**Exercise brief**
Gather every line that includes the word "JSON", please.

>> begin Record excerpts

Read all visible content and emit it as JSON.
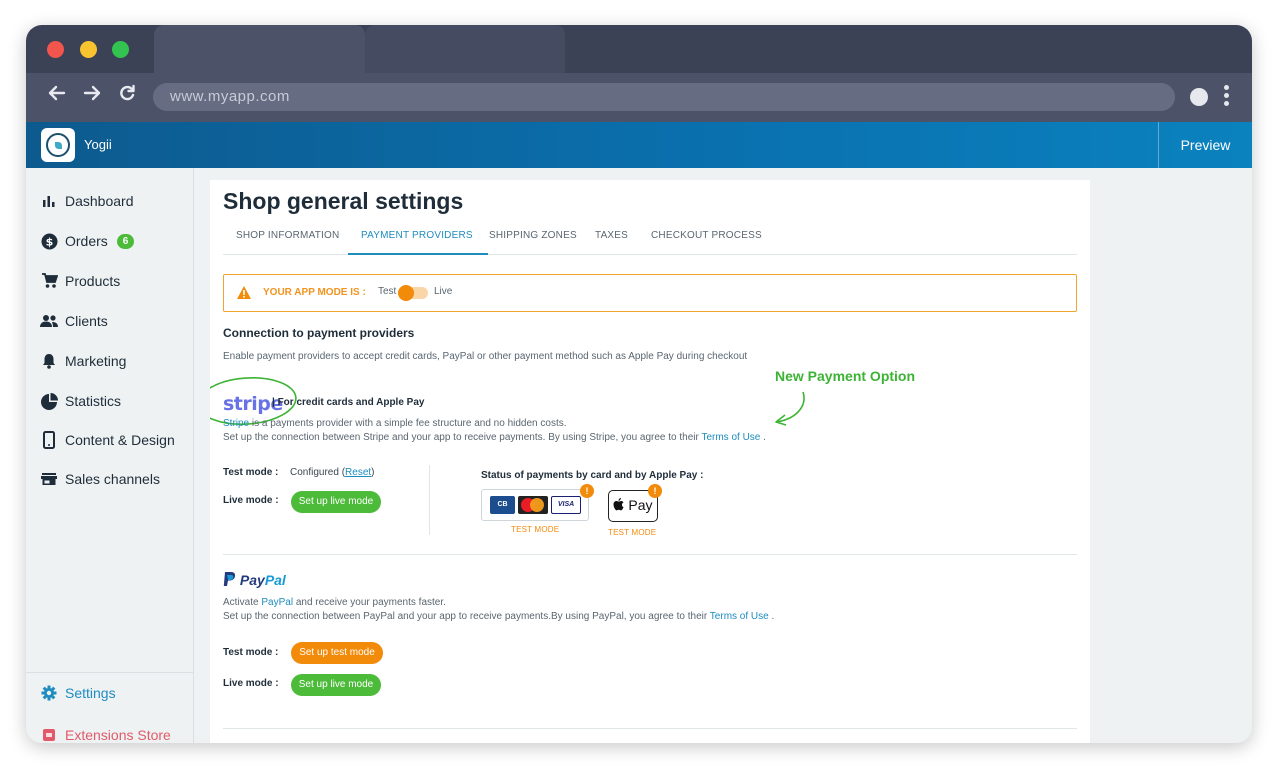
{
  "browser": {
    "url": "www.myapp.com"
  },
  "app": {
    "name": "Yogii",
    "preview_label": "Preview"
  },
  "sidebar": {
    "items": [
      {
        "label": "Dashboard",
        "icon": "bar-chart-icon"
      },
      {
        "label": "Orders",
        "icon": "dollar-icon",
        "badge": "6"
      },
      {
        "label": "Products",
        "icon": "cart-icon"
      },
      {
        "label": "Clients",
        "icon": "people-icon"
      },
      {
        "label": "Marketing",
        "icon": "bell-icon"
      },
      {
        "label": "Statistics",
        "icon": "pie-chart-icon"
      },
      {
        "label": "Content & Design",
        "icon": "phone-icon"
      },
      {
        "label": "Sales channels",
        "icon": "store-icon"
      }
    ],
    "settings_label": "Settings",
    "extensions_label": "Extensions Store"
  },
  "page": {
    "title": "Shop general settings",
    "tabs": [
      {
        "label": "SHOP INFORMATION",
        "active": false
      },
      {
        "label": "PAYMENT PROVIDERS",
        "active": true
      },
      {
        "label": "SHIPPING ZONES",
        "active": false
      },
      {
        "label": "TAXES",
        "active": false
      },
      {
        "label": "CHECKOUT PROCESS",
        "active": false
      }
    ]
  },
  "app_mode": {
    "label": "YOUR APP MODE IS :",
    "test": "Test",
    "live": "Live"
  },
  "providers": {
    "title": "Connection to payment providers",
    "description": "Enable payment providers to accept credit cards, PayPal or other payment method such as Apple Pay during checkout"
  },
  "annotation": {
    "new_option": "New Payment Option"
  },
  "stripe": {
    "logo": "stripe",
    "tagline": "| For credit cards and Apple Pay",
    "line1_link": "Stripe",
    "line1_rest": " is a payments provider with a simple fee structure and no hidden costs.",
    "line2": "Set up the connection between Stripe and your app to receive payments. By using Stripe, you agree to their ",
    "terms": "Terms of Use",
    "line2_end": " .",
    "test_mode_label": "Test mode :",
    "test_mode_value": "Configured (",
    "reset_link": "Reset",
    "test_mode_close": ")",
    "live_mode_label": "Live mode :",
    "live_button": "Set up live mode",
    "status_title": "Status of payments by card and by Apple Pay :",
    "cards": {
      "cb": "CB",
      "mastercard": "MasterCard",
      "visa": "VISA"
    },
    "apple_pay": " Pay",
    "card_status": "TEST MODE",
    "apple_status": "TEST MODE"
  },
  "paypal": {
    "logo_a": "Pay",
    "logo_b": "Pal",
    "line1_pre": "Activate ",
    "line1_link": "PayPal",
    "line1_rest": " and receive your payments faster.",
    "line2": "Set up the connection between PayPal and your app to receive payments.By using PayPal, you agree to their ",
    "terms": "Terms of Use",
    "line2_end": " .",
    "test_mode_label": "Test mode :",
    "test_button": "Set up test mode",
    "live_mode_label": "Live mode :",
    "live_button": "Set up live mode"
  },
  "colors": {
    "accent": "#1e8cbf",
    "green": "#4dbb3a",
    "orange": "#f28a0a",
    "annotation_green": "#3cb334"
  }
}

>> end Record excerpts
>> begin Record excerpts

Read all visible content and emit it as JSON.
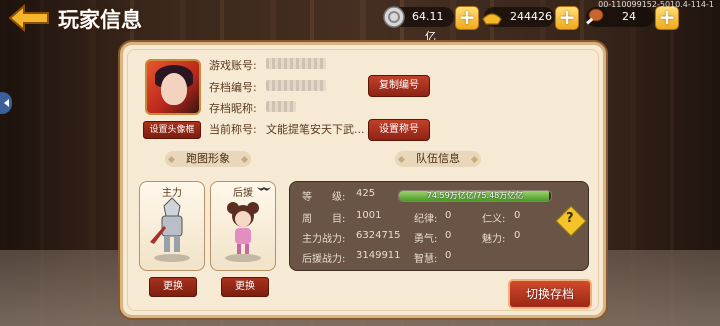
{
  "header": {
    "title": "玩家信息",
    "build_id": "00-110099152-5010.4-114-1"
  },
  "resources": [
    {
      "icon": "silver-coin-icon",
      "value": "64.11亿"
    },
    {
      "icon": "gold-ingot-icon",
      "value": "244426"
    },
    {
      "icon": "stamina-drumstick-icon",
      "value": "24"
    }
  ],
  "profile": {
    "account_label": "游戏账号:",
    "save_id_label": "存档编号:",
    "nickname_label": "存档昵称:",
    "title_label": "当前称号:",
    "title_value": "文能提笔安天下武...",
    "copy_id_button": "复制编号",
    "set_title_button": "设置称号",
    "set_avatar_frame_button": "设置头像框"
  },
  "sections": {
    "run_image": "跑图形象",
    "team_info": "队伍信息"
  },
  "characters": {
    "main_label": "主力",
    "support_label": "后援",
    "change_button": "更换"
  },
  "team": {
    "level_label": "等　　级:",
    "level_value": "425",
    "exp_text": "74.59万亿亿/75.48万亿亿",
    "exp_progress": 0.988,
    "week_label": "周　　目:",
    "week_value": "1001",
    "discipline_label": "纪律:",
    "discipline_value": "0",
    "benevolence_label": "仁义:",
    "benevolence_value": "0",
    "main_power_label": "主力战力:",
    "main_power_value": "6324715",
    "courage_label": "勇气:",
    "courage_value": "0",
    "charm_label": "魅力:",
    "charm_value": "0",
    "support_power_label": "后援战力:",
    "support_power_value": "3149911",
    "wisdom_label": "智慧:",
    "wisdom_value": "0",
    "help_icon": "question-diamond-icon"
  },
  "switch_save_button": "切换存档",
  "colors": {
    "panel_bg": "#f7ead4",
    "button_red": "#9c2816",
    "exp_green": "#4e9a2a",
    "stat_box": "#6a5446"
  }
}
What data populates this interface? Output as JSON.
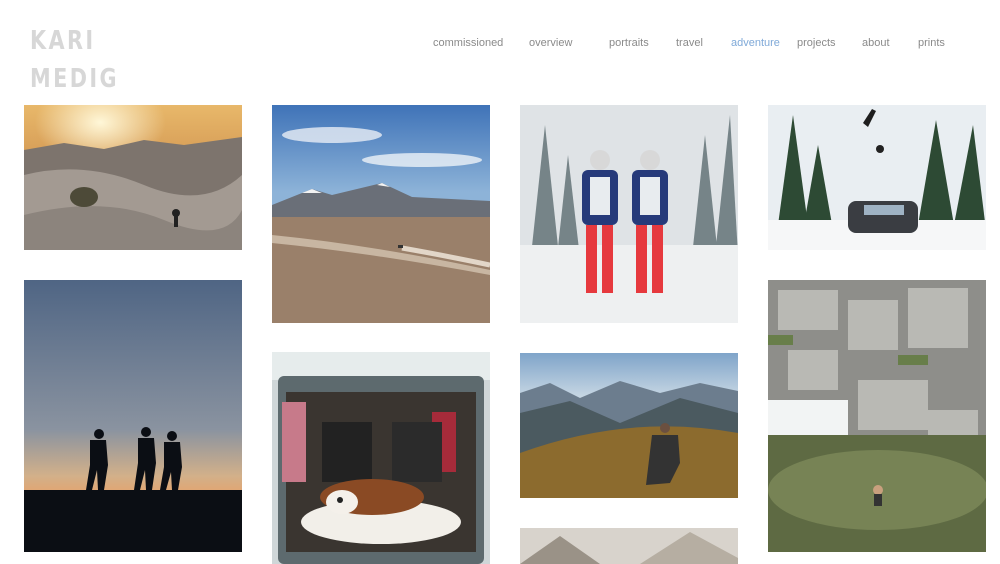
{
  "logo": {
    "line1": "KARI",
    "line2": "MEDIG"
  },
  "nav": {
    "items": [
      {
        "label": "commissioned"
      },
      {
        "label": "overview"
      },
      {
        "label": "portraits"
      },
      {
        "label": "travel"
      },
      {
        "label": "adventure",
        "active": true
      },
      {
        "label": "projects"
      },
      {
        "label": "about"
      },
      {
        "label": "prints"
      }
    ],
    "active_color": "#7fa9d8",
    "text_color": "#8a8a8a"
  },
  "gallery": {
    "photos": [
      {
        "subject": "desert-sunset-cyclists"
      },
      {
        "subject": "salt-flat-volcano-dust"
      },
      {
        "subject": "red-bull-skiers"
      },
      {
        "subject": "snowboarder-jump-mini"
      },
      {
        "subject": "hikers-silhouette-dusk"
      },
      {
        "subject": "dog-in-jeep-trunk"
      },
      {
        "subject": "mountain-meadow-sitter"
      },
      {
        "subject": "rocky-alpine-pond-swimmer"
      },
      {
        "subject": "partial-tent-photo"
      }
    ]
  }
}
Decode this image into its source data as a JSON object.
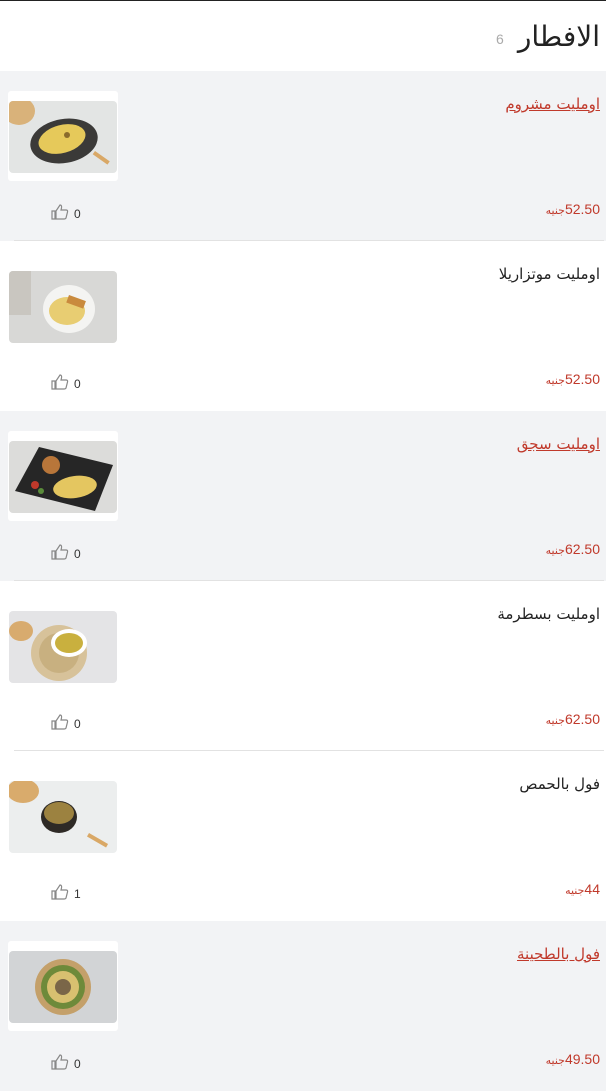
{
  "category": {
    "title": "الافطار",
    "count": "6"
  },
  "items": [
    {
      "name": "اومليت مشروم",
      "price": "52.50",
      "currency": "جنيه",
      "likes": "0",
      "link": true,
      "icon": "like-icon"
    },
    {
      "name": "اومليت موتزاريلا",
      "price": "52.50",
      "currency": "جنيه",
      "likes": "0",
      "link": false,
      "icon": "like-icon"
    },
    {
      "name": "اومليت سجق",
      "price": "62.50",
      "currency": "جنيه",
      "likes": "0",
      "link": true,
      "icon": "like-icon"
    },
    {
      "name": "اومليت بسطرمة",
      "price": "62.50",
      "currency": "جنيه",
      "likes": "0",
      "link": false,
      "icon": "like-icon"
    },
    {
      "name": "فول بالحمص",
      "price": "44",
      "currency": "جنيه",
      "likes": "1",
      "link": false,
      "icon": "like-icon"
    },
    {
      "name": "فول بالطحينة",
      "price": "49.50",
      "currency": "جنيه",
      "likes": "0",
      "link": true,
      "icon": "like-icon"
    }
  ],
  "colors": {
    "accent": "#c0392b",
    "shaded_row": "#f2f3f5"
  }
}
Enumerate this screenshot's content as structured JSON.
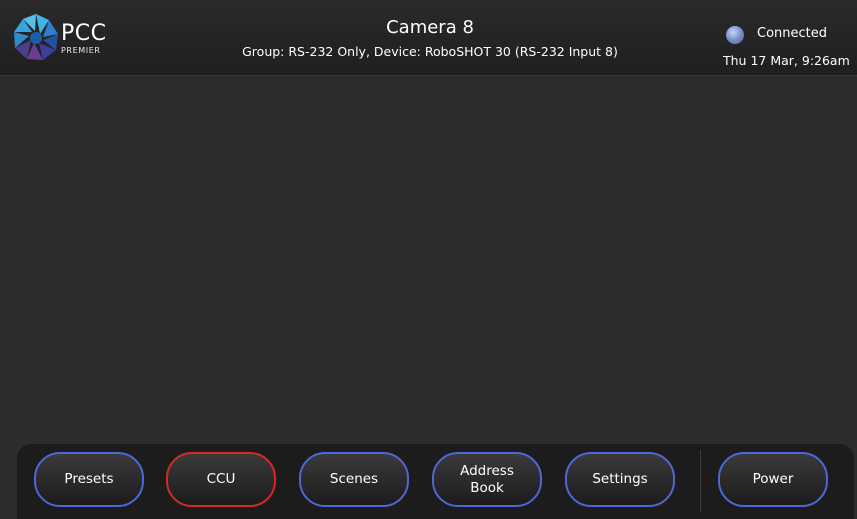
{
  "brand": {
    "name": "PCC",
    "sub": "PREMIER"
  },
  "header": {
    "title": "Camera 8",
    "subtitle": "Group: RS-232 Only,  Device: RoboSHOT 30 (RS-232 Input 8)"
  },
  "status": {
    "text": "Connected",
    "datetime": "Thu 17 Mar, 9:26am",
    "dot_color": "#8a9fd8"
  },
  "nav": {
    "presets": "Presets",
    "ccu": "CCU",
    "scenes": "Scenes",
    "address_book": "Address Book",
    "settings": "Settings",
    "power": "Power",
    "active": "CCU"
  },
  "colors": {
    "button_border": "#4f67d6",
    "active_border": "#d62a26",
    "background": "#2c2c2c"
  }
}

>> end Record excerpts

**Correct result**
Read all visible content and emit it as JSON.
Read all visible content and emit it as JSON.
What data populates this interface? Output as JSON.
Decode this image into its source data as a JSON object.
Enumerate this screenshot's content as structured JSON.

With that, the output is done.